• Your goal:
Below is a listing; copy all of it exactly.

• Raw records:
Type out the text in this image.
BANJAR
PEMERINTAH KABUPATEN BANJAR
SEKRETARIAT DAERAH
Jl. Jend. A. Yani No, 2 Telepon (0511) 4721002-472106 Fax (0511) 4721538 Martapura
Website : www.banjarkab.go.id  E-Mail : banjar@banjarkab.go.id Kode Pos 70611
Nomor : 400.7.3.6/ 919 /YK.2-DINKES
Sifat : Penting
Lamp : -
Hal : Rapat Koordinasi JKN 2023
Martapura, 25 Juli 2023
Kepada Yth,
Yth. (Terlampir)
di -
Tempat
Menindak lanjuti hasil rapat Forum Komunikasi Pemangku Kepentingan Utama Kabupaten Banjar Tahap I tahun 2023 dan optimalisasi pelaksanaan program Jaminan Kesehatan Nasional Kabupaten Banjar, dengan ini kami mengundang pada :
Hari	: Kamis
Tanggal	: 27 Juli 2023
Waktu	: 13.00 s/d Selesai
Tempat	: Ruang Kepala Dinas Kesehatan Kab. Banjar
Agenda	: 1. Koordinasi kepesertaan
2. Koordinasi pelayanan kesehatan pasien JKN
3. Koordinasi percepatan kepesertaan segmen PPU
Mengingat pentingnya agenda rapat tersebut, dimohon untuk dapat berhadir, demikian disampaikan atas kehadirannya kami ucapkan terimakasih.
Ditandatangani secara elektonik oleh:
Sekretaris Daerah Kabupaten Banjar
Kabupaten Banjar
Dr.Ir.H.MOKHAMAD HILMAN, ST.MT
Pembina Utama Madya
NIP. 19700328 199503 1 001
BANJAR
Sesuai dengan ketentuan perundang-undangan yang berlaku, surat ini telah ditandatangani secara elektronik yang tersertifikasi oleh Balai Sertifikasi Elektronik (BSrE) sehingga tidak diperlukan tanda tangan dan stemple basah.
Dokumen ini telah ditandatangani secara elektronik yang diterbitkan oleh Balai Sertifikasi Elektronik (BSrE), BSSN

• Problem solution:
Type out the text in this image.
BANJAR
PEMERINTAH KABUPATEN BANJAR
SEKRETARIAT DAERAH
Jl. Jend. A. Yani No, 2 Telepon (0511) 4721002-472106 Fax (0511) 4721538 Martapura
Website : www.banjarkab.go.id  E-Mail : banjar@banjarkab.go.id Kode Pos 70611
Nomor : 400.7.3.6/ 919 /YK.2-DINKES
Sifat : Penting
Lamp : -
Hal : Rapat Koordinasi JKN 2023
Martapura, 25 Juli 2023
Kepada Yth,
Yth. (Terlampir)
di -
Tempat
Menindak lanjuti hasil rapat Forum Komunikasi Pemangku Kepentingan Utama Kabupaten Banjar Tahap I tahun 2023 dan optimalisasi pelaksanaan program Jaminan Kesehatan Nasional Kabupaten Banjar, dengan ini kami mengundang pada :
Hari	: Kamis
Tanggal	: 27 Juli 2023
Waktu	: 13.00 s/d Selesai
Tempat	: Ruang Kepala Dinas Kesehatan Kab. Banjar
Agenda	: 1. Koordinasi kepesertaan
2. Koordinasi pelayanan kesehatan pasien JKN
3. Koordinasi percepatan kepesertaan segmen PPU
Mengingat pentingnya agenda rapat tersebut, dimohon untuk dapat berhadir, demikian disampaikan atas kehadirannya kami ucapkan terimakasih.
Ditandatangani secara elektonik oleh:
Sekretaris Daerah Kabupaten Banjar
Kabupaten Banjar
Dr.Ir.H.MOKHAMAD HILMAN, ST.MT
Pembina Utama Madya
NIP. 19700328 199503 1 001
BANJAR
Sesuai dengan ketentuan perundang-undangan yang berlaku, surat ini telah ditandatangani secara elektronik yang tersertifikasi oleh Balai Sertifikasi Elektronik (BSrE) sehingga tidak diperlukan tanda tangan dan stemple basah.
Dokumen ini telah ditandatangani secara elektronik yang diterbitkan oleh Balai Sertifikasi Elektronik (BSrE), BSSN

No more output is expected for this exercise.